#### Required work
Copy out the entries verbatim, beginning at the line that contains "panel-b-y-tick-label: 2.0 bbox=[555, 11, 579, 30]" and ending after the line that contains "panel-c-y-tick-label: 5 bbox=[42, 543, 51, 562]".

## start Data

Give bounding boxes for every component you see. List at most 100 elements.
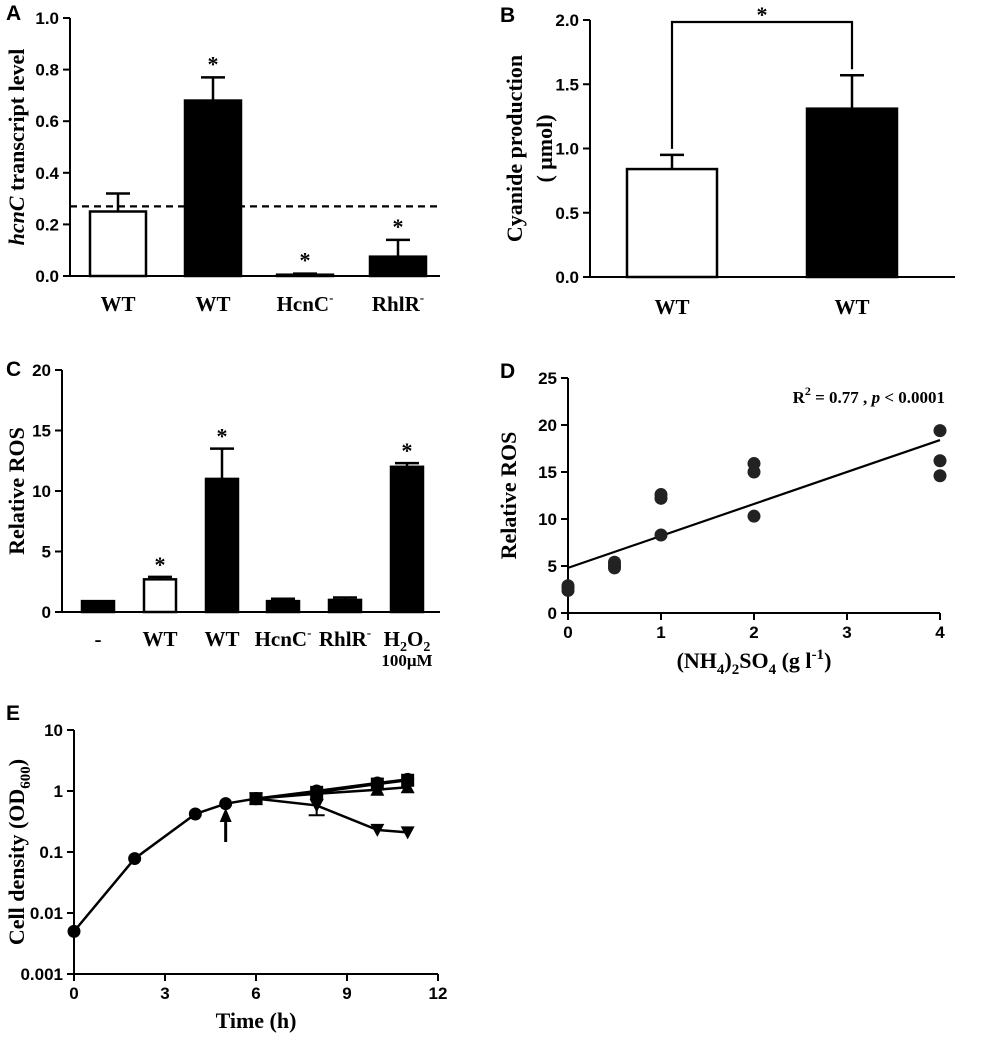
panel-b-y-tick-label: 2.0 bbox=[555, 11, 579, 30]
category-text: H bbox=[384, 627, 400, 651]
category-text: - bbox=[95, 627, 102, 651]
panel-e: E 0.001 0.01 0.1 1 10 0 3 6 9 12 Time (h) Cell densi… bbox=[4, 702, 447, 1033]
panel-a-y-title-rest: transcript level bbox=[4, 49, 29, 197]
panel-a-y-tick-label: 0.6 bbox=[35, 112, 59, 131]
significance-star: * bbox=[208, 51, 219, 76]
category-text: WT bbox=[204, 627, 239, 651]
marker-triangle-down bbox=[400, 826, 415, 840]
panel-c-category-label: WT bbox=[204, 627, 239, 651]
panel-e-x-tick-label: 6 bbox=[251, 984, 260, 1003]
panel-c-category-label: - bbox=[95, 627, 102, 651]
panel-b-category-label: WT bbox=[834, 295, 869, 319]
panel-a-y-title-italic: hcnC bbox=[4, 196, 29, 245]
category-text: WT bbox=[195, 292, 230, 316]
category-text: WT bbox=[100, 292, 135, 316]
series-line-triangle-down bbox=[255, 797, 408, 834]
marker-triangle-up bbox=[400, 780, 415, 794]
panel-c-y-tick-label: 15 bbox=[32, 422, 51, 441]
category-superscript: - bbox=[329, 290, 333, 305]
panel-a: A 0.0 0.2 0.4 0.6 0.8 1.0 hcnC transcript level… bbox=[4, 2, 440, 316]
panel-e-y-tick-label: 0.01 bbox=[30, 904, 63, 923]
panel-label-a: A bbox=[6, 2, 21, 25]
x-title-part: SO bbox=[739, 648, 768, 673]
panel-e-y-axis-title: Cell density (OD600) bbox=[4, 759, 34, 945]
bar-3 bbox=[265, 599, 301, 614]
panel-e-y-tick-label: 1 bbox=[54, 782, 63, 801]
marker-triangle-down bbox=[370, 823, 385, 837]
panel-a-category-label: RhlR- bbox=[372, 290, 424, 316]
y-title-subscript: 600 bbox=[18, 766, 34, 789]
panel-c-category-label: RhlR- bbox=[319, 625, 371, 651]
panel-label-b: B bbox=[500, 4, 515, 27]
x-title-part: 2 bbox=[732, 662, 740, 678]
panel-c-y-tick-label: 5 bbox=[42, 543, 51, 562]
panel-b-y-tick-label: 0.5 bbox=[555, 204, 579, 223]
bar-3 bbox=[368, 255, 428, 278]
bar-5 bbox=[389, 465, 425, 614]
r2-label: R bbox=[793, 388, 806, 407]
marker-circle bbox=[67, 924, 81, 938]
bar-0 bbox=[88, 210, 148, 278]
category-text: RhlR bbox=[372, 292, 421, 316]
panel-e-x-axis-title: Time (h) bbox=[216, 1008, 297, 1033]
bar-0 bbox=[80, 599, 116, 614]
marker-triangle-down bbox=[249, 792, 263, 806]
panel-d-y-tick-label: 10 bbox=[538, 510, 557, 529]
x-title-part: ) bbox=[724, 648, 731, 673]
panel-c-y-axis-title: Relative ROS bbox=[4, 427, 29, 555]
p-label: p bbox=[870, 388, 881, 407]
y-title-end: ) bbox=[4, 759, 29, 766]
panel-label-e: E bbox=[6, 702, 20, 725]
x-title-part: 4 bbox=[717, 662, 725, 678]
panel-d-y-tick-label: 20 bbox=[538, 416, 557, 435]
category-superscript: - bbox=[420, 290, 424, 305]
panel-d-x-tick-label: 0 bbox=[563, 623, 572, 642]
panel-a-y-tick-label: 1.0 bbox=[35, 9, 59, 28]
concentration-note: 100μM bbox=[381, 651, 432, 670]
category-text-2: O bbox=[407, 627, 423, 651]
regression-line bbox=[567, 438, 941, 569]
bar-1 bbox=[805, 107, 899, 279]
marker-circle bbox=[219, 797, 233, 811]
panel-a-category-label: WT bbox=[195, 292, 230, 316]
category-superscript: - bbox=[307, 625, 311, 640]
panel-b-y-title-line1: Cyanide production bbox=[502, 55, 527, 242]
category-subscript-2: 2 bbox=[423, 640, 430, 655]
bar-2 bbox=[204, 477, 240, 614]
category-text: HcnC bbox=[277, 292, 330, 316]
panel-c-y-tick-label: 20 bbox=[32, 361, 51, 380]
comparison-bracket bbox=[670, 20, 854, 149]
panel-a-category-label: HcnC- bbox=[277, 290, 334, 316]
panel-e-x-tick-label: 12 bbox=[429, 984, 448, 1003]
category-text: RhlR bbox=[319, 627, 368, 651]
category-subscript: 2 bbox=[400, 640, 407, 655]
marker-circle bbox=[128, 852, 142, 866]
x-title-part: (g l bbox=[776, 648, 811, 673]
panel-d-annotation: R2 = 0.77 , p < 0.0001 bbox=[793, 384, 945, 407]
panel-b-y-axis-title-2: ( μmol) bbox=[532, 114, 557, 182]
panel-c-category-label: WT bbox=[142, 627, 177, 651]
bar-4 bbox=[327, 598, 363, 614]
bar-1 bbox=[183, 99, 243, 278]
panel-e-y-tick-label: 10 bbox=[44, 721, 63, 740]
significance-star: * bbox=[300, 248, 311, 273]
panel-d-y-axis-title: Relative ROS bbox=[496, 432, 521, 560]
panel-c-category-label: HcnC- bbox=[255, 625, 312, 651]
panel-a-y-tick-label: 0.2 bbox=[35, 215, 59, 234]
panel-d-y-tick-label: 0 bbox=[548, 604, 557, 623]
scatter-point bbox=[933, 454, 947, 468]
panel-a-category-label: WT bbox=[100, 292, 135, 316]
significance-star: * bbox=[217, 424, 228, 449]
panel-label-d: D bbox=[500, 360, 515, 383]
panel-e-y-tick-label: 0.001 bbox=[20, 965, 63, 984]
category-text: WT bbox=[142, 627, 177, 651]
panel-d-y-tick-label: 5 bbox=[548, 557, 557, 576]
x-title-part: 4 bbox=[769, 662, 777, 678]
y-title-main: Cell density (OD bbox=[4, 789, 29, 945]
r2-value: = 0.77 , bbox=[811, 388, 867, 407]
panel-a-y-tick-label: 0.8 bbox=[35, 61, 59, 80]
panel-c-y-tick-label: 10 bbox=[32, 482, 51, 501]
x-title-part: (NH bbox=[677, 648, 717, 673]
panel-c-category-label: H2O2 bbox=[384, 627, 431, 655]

## end Data

#### Answer for this exercise
panel-b-y-tick-label: 2.0 bbox=[555, 11, 579, 30]
category-text: H bbox=[384, 627, 400, 651]
category-text: - bbox=[95, 627, 102, 651]
panel-e: E 0.001 0.01 0.1 1 10 0 3 6 9 12 Time (h) Cell densi… bbox=[4, 702, 447, 1033]
panel-a-y-title-rest: transcript level bbox=[4, 49, 29, 197]
panel-a-y-tick-label: 0.6 bbox=[35, 112, 59, 131]
significance-star: * bbox=[208, 51, 219, 76]
category-text: WT bbox=[204, 627, 239, 651]
marker-triangle-down bbox=[400, 826, 415, 840]
panel-c-category-label: WT bbox=[204, 627, 239, 651]
panel-e-x-tick-label: 6 bbox=[251, 984, 260, 1003]
panel-c-category-label: - bbox=[95, 627, 102, 651]
panel-b-category-label: WT bbox=[834, 295, 869, 319]
panel-a-y-title-italic: hcnC bbox=[4, 196, 29, 245]
category-text: WT bbox=[195, 292, 230, 316]
category-text: WT bbox=[100, 292, 135, 316]
series-line-triangle-down bbox=[255, 797, 408, 834]
marker-triangle-up bbox=[400, 780, 415, 794]
panel-c-y-tick-label: 15 bbox=[32, 422, 51, 441]
category-superscript: - bbox=[329, 290, 333, 305]
panel-a: A 0.0 0.2 0.4 0.6 0.8 1.0 hcnC transcript level… bbox=[4, 2, 440, 316]
panel-e-y-tick-label: 0.01 bbox=[30, 904, 63, 923]
panel-label-a: A bbox=[6, 2, 21, 25]
x-title-part: SO bbox=[739, 648, 768, 673]
panel-e-y-axis-title: Cell density (OD600) bbox=[4, 759, 34, 945]
bar-3 bbox=[265, 599, 301, 614]
panel-e-y-tick-label: 1 bbox=[54, 782, 63, 801]
marker-triangle-down bbox=[370, 823, 385, 837]
panel-a-category-label: RhlR- bbox=[372, 290, 424, 316]
y-title-subscript: 600 bbox=[18, 766, 34, 789]
panel-c-category-label: RhlR- bbox=[319, 625, 371, 651]
panel-label-b: B bbox=[500, 4, 515, 27]
x-title-part: 2 bbox=[732, 662, 740, 678]
panel-c-y-tick-label: 5 bbox=[42, 543, 51, 562]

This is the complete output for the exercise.